### TASK TO COMPLETE
Identify the lines that include the word "screenshot", then copy all of them.
------ INPUT ROWS
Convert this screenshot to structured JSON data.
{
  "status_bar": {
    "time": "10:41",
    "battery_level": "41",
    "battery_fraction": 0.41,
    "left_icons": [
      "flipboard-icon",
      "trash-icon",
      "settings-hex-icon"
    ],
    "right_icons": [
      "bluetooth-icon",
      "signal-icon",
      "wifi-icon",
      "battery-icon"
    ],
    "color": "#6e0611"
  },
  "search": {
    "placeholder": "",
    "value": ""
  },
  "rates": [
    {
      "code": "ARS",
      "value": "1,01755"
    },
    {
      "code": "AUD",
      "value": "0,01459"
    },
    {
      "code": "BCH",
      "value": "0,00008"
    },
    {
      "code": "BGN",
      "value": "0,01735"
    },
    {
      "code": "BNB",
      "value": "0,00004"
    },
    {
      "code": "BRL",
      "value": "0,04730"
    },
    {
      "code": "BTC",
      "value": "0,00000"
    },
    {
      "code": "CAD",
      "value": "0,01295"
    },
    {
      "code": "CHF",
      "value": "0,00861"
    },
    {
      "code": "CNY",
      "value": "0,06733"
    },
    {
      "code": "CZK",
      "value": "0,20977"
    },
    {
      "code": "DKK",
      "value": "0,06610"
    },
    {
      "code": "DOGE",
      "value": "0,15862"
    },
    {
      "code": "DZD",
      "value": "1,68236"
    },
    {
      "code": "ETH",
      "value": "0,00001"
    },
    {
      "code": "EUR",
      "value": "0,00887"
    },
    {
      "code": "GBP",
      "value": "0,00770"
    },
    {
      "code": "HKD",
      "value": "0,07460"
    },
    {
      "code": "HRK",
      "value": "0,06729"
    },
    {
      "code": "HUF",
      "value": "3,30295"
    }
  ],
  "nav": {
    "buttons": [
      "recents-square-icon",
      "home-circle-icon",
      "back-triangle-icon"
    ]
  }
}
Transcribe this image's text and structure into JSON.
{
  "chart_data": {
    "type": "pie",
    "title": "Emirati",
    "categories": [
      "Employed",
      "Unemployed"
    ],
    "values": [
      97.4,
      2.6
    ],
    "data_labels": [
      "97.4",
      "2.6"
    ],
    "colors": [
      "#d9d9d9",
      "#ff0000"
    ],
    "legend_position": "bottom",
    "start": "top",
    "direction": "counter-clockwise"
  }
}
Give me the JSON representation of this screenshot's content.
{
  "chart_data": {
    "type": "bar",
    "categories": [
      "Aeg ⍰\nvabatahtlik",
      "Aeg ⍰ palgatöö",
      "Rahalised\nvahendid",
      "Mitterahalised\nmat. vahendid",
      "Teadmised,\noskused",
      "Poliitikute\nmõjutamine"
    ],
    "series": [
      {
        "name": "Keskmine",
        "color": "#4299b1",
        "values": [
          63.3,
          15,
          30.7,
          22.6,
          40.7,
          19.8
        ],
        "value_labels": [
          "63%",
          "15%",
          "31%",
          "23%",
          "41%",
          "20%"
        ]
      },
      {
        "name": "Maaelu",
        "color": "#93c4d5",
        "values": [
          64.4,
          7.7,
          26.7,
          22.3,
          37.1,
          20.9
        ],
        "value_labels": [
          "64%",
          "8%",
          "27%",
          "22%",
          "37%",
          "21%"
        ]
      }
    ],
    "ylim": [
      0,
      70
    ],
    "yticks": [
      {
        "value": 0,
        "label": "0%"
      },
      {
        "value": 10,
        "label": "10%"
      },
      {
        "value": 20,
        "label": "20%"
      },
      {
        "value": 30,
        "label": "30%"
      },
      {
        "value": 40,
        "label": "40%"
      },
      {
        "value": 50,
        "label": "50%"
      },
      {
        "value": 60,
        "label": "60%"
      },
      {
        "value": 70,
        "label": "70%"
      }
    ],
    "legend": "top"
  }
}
------------
------ INPUT ROWS
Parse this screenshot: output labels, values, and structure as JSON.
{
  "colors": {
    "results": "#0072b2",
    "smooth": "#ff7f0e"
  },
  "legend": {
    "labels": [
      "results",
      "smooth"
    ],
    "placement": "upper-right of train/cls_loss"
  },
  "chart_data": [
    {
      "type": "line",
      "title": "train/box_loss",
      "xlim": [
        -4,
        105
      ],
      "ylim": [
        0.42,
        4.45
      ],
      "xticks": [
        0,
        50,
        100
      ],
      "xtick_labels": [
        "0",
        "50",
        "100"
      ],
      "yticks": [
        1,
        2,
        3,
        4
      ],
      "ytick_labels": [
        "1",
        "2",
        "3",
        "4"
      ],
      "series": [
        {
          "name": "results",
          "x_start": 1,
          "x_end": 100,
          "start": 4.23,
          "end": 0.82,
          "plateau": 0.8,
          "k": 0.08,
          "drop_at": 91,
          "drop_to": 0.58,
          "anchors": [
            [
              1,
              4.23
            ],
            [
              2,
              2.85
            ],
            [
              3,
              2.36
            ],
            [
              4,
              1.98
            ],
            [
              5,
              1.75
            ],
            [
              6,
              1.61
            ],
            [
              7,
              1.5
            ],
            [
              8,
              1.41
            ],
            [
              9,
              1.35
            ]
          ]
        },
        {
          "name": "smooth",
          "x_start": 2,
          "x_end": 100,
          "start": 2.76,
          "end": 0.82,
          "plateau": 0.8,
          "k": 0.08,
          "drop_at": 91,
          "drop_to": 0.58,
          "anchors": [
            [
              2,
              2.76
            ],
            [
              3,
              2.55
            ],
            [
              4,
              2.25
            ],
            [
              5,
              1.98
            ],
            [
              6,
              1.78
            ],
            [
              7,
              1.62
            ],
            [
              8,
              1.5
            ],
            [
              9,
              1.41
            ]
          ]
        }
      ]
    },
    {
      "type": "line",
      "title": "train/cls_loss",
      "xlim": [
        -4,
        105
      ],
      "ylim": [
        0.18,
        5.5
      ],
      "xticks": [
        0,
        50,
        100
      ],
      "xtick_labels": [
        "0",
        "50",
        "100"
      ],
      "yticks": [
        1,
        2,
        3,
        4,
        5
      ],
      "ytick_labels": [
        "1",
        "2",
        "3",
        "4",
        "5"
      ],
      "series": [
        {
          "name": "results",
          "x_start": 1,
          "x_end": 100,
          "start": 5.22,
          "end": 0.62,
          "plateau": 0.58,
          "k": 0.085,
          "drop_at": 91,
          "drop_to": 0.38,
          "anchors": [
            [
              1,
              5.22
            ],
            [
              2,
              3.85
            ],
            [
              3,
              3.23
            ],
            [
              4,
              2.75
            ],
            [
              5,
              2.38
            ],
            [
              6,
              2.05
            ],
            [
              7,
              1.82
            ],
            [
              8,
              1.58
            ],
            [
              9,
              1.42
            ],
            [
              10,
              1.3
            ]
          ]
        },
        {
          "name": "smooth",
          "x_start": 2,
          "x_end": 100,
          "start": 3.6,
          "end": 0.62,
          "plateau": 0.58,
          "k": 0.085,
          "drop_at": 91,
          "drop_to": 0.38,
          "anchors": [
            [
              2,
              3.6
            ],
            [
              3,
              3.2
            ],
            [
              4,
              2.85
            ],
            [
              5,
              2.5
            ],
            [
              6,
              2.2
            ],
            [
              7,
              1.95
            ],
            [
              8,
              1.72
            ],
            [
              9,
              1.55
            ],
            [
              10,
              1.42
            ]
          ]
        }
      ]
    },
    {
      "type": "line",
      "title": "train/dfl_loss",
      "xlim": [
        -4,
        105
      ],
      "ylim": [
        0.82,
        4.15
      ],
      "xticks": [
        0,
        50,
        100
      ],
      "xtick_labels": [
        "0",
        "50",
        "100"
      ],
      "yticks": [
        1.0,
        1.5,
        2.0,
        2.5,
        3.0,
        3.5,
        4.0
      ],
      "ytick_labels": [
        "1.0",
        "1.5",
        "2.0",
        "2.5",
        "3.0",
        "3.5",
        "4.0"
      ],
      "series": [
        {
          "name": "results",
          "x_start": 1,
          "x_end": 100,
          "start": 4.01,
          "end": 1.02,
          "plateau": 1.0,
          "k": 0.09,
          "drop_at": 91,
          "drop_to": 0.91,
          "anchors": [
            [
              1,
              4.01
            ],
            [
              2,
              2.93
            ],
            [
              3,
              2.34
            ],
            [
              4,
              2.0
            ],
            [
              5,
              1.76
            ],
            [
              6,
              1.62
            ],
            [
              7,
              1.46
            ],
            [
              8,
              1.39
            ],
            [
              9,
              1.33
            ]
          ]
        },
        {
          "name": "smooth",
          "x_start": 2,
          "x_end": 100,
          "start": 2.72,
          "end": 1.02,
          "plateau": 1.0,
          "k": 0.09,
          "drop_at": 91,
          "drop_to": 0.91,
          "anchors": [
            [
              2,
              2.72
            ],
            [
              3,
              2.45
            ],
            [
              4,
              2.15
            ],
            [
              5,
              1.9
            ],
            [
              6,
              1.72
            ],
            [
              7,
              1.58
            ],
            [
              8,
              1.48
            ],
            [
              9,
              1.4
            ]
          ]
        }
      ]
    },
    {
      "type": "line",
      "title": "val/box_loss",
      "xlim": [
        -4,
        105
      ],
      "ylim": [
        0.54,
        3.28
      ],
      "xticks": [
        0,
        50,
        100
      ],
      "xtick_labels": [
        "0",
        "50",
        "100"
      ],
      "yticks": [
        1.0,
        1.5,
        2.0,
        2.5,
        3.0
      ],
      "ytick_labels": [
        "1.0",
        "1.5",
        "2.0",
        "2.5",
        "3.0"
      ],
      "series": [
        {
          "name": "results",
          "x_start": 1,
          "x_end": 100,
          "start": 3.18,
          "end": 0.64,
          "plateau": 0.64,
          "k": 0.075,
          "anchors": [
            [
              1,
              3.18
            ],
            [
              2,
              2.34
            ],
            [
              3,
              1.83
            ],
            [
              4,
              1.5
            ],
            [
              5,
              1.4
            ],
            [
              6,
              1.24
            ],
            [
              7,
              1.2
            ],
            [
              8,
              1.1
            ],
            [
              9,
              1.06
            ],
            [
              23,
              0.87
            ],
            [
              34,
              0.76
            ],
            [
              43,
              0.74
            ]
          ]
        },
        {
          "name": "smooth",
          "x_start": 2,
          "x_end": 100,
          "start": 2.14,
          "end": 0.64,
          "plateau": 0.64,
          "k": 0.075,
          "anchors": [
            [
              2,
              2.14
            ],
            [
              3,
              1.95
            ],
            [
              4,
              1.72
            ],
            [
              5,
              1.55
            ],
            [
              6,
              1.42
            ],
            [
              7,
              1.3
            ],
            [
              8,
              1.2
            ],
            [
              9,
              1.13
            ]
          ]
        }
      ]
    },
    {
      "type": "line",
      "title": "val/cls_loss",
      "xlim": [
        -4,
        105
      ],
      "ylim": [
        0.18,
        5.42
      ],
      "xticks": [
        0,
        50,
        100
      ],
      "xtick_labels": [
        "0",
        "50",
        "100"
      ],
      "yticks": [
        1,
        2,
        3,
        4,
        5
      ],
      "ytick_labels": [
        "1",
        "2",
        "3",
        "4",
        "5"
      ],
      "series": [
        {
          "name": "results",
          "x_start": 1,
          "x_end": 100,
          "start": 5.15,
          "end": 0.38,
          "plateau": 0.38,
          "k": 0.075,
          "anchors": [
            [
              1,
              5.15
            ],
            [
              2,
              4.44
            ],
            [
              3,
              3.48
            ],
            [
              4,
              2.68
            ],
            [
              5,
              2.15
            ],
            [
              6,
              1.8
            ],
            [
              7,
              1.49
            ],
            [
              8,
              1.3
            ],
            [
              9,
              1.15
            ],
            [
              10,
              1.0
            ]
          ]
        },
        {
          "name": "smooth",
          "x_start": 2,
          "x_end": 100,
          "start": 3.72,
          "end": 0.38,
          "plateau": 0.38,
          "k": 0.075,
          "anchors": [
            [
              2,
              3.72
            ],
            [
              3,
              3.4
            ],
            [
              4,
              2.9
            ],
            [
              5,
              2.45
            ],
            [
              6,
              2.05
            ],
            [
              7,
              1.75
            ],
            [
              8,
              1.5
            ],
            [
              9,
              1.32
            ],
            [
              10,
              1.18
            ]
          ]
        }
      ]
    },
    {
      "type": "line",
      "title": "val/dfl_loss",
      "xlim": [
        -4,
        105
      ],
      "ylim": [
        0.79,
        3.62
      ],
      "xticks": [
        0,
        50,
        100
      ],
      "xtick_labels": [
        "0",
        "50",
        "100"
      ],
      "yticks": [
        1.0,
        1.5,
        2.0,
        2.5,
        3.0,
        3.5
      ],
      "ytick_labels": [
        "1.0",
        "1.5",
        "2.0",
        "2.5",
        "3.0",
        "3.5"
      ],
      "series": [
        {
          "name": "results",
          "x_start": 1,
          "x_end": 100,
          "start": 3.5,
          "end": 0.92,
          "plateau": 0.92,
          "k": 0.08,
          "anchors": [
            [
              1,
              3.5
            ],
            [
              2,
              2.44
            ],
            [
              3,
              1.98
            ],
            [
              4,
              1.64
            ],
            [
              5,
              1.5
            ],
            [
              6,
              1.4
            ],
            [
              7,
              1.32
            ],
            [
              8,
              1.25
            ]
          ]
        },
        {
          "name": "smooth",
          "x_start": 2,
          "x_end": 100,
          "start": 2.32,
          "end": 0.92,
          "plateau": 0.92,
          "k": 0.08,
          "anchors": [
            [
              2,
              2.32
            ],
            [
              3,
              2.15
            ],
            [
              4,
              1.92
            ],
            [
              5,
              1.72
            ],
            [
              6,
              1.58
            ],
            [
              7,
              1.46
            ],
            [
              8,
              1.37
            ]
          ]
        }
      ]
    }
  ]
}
------------
------ INPUT ROWS
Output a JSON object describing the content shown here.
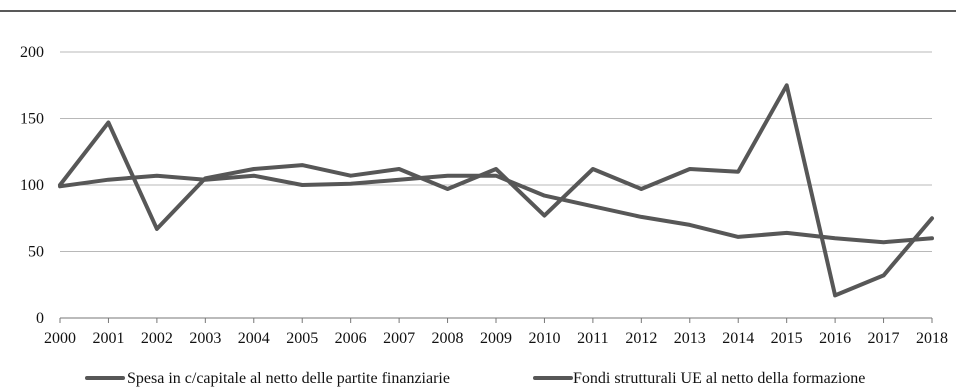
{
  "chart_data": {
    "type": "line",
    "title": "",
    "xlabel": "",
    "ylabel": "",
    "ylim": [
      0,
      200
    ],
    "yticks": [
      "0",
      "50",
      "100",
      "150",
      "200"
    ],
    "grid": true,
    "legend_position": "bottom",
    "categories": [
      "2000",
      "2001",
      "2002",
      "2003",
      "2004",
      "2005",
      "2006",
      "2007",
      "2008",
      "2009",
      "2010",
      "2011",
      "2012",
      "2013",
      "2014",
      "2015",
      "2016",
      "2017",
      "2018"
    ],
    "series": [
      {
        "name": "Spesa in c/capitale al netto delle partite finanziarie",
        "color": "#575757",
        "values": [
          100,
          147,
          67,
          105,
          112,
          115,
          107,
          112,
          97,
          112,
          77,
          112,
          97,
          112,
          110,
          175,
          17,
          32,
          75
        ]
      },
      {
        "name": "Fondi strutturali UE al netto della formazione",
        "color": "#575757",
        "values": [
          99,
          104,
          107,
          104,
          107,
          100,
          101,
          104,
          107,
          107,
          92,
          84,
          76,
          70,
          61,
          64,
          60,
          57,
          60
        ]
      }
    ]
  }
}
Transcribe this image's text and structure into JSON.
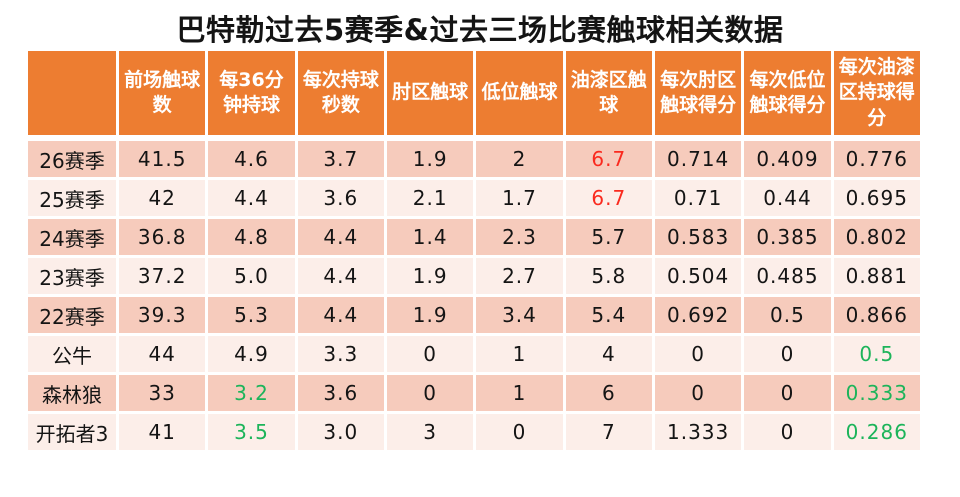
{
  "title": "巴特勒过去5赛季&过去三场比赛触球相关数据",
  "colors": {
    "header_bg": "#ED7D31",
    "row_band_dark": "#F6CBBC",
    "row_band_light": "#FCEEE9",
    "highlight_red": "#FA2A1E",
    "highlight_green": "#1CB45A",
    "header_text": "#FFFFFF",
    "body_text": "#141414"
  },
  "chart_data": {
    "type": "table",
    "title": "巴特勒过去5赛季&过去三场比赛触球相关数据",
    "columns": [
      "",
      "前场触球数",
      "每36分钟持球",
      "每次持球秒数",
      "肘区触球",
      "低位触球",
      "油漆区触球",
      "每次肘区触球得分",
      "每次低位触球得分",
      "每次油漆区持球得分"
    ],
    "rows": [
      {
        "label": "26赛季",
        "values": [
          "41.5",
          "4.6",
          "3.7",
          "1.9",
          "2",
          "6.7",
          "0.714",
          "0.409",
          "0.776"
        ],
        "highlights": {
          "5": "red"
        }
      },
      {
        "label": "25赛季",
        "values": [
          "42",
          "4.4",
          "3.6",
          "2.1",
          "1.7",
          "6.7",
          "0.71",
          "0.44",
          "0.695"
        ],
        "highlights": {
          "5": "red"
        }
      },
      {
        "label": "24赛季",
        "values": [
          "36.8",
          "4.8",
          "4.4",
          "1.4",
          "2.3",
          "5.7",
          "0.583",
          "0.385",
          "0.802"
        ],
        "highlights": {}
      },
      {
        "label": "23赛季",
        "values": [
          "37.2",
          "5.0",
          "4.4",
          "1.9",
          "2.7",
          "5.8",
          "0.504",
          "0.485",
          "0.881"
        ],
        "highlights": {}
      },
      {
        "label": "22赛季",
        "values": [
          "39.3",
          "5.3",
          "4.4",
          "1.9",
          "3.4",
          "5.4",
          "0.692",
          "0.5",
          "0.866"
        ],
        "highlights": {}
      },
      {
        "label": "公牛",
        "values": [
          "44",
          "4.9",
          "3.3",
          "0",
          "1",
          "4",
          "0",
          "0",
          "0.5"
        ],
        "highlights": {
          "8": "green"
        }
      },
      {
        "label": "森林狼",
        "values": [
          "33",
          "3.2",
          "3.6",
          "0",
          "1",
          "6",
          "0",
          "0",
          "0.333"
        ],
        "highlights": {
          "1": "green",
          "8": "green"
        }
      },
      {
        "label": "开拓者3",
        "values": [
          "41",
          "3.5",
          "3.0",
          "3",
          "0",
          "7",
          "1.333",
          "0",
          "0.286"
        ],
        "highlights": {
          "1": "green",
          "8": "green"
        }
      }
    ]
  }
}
------------
### SOLUTION TO THE PROBLEM
Convert this screenshot to structured JSON data.
Give me the JSON representation of this screenshot's content.
Parse this screenshot: output labels, values, and structure as JSON.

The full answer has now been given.